═══ Data listing ═══
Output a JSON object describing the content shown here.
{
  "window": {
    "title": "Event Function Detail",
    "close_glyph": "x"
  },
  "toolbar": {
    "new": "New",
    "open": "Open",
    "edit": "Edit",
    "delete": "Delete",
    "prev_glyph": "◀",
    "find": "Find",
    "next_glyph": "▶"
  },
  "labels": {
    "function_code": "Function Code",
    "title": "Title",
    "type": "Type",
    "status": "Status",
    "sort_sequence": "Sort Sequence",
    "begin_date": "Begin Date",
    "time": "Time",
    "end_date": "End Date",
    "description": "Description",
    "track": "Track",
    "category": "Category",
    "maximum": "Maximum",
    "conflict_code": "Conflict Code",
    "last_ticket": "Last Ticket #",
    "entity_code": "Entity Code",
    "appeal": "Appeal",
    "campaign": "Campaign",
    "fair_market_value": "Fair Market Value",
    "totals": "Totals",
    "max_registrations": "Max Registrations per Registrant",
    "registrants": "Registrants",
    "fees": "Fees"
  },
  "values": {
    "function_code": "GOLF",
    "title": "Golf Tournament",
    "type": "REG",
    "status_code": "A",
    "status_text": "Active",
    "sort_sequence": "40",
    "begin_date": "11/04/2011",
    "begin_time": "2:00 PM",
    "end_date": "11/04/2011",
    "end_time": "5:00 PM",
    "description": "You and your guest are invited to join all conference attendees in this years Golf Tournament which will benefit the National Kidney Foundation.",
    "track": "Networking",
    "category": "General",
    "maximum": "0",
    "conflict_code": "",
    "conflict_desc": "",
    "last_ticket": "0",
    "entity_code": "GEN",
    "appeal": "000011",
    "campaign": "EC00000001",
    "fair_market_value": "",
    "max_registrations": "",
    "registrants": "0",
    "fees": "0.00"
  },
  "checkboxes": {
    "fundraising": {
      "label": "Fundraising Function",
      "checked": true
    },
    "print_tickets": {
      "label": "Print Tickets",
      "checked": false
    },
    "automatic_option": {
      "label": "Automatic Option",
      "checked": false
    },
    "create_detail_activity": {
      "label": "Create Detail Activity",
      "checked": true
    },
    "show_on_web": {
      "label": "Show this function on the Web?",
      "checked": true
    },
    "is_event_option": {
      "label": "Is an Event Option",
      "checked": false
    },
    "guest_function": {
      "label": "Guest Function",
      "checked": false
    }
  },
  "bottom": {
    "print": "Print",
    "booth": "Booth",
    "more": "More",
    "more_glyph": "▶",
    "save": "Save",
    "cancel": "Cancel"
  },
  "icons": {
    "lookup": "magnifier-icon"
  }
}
═══
## What needs to be done
Report how many lines of the data contain the word "category", using the number alone.

## Answer to this problem
2